- [SHORT TASK] Look through the entries below and report how many lines hold the string "arrow". Only the number is wanted.

--- DATA TO USE ---

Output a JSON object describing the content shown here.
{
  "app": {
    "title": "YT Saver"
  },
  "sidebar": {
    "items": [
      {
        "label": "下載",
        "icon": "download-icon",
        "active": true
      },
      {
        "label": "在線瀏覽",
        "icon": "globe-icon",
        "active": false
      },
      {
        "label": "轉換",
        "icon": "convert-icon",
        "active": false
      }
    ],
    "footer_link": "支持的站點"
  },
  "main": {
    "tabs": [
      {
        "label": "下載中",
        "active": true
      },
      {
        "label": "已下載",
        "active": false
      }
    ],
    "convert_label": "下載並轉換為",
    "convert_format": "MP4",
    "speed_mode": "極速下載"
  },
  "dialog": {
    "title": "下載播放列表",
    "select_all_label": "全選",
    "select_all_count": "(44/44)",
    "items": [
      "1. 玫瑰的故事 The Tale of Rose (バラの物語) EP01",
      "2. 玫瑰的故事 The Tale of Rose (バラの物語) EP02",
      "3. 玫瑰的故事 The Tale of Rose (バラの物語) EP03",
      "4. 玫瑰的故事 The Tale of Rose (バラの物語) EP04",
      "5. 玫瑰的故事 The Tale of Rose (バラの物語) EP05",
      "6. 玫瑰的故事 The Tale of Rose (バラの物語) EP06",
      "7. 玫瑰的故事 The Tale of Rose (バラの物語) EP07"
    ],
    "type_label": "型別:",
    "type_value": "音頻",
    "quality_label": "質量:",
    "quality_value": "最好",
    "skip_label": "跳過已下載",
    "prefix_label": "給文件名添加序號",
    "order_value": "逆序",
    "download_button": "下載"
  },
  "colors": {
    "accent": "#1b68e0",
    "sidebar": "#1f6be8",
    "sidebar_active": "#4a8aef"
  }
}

---
--- DATA TO USE ---

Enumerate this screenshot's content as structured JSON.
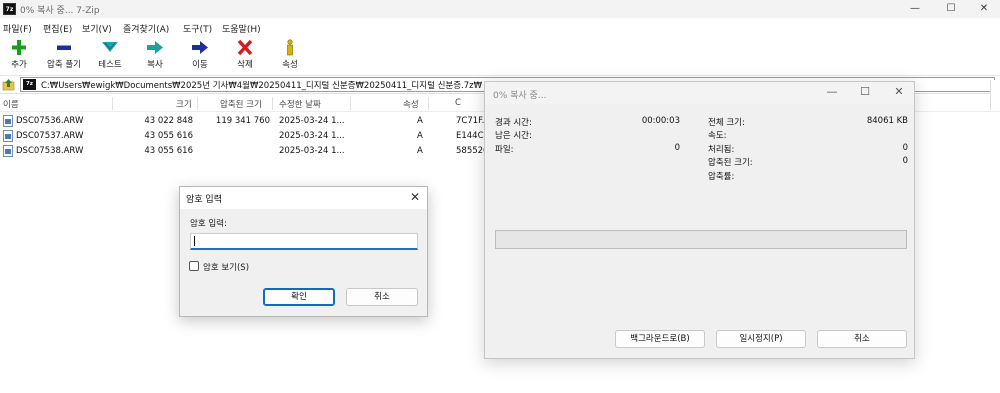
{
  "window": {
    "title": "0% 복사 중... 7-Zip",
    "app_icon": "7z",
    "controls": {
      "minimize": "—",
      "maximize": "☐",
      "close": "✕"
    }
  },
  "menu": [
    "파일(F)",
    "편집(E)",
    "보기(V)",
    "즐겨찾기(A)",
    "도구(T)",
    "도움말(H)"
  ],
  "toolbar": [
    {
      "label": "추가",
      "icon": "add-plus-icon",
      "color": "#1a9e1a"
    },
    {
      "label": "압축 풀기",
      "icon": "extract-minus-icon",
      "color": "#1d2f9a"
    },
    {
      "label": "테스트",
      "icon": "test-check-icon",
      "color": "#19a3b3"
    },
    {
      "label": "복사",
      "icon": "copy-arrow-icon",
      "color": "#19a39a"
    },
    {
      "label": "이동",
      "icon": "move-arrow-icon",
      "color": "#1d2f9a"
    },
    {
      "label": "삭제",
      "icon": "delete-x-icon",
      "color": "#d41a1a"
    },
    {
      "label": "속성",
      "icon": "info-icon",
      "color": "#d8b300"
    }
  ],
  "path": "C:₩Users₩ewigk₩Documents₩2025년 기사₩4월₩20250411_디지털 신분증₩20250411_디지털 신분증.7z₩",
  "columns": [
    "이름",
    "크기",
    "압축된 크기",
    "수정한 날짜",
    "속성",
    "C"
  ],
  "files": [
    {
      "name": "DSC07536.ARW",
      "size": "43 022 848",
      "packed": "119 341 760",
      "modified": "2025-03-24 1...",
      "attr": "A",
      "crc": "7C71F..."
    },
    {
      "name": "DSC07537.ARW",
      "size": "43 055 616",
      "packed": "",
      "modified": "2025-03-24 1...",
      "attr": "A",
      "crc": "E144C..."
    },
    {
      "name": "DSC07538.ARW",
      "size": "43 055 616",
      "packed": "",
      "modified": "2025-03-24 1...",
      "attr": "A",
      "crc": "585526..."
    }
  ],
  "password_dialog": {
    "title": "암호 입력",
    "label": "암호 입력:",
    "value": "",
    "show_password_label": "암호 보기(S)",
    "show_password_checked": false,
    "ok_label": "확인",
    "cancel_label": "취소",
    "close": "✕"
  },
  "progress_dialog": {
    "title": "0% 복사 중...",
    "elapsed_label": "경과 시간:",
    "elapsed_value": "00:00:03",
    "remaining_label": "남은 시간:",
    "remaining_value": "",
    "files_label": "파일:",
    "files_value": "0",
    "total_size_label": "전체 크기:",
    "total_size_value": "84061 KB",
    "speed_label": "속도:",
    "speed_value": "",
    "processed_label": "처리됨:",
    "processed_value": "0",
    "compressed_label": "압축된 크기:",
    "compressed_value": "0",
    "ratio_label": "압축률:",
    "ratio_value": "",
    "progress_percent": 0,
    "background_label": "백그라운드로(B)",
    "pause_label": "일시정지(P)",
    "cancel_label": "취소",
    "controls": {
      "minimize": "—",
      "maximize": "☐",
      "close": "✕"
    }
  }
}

---

- [EXERCISE ANSWER] 2